start Given information
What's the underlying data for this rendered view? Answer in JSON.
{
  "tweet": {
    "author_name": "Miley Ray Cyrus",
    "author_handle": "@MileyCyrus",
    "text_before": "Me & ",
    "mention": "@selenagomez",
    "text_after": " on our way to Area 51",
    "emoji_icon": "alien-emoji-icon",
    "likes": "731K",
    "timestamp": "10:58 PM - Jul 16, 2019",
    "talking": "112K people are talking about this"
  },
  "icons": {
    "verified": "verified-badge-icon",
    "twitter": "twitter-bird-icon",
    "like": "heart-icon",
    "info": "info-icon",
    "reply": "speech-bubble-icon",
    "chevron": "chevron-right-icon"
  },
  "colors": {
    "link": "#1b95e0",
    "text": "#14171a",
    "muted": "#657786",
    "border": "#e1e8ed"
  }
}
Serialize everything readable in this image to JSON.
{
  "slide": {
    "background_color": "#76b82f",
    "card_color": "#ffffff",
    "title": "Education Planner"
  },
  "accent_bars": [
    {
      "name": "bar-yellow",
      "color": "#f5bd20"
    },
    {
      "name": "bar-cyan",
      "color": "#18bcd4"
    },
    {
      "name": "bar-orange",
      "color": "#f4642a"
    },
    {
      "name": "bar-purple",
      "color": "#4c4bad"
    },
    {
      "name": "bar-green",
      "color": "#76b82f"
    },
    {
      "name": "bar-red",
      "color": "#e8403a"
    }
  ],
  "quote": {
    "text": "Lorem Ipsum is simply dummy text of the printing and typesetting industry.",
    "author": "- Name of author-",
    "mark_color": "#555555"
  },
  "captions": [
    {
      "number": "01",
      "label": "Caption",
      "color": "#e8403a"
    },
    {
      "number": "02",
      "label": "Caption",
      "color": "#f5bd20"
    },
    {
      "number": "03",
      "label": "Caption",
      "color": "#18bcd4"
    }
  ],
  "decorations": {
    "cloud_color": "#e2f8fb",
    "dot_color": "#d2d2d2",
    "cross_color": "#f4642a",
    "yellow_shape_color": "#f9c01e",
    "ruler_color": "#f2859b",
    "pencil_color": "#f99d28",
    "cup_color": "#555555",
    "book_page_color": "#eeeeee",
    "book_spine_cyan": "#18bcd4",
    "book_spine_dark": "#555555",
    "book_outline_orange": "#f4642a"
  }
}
end Given information
# What you are asked to do
Return the entries above exactly as they appear.

# Answer to the problem
What's the underlying data for this rendered view? Answer in JSON.
{
  "tweet": {
    "author_name": "Miley Ray Cyrus",
    "author_handle": "@MileyCyrus",
    "text_before": "Me & ",
    "mention": "@selenagomez",
    "text_after": " on our way to Area 51",
    "emoji_icon": "alien-emoji-icon",
    "likes": "731K",
    "timestamp": "10:58 PM - Jul 16, 2019",
    "talking": "112K people are talking about this"
  },
  "icons": {
    "verified": "verified-badge-icon",
    "twitter": "twitter-bird-icon",
    "like": "heart-icon",
    "info": "info-icon",
    "reply": "speech-bubble-icon",
    "chevron": "chevron-right-icon"
  },
  "colors": {
    "link": "#1b95e0",
    "text": "#14171a",
    "muted": "#657786",
    "border": "#e1e8ed"
  }
}
Serialize everything readable in this image to JSON.
{
  "slide": {
    "background_color": "#76b82f",
    "card_color": "#ffffff",
    "title": "Education Planner"
  },
  "accent_bars": [
    {
      "name": "bar-yellow",
      "color": "#f5bd20"
    },
    {
      "name": "bar-cyan",
      "color": "#18bcd4"
    },
    {
      "name": "bar-orange",
      "color": "#f4642a"
    },
    {
      "name": "bar-purple",
      "color": "#4c4bad"
    },
    {
      "name": "bar-green",
      "color": "#76b82f"
    },
    {
      "name": "bar-red",
      "color": "#e8403a"
    }
  ],
  "quote": {
    "text": "Lorem Ipsum is simply dummy text of the printing and typesetting industry.",
    "author": "- Name of author-",
    "mark_color": "#555555"
  },
  "captions": [
    {
      "number": "01",
      "label": "Caption",
      "color": "#e8403a"
    },
    {
      "number": "02",
      "label": "Caption",
      "color": "#f5bd20"
    },
    {
      "number": "03",
      "label": "Caption",
      "color": "#18bcd4"
    }
  ],
  "decorations": {
    "cloud_color": "#e2f8fb",
    "dot_color": "#d2d2d2",
    "cross_color": "#f4642a",
    "yellow_shape_color": "#f9c01e",
    "ruler_color": "#f2859b",
    "pencil_color": "#f99d28",
    "cup_color": "#555555",
    "book_page_color": "#eeeeee",
    "book_spine_cyan": "#18bcd4",
    "book_spine_dark": "#555555",
    "book_outline_orange": "#f4642a"
  }
}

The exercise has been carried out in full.